INSTRUCTION: Output all records precisely as written.
start MATERIAL SUPPLIED
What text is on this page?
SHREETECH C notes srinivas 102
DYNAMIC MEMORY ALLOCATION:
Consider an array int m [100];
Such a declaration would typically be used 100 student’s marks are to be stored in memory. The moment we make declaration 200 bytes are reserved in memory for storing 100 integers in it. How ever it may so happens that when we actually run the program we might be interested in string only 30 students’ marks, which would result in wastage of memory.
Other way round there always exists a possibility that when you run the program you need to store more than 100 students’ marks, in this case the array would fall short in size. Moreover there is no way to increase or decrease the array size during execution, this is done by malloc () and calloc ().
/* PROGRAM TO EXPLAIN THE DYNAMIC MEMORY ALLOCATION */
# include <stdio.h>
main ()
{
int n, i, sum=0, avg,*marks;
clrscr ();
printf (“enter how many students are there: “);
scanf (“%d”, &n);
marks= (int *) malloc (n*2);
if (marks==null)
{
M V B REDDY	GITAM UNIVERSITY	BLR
end MATERIAL SUPPLIED
FINISHED TASK:
What text is on this page?
SHREETECH C notes srinivas 102
DYNAMIC MEMORY ALLOCATION:
Consider an array int m [100];
Such a declaration would typically be used 100 student’s marks are to be stored in memory. The moment we make declaration 200 bytes are reserved in memory for storing 100 integers in it. How ever it may so happens that when we actually run the program we might be interested in string only 30 students’ marks, which would result in wastage of memory.
Other way round there always exists a possibility that when you run the program you need to store more than 100 students’ marks, in this case the array would fall short in size. Moreover there is no way to increase or decrease the array size during execution, this is done by malloc () and calloc ().
/* PROGRAM TO EXPLAIN THE DYNAMIC MEMORY ALLOCATION */
# include <stdio.h>
main ()
{
int n, i, sum=0, avg,*marks;
clrscr ();
printf (“enter how many students are there: “);
scanf (“%d”, &n);
marks= (int *) malloc (n*2);
if (marks==null)
{
M V B REDDY	GITAM UNIVERSITY	BLR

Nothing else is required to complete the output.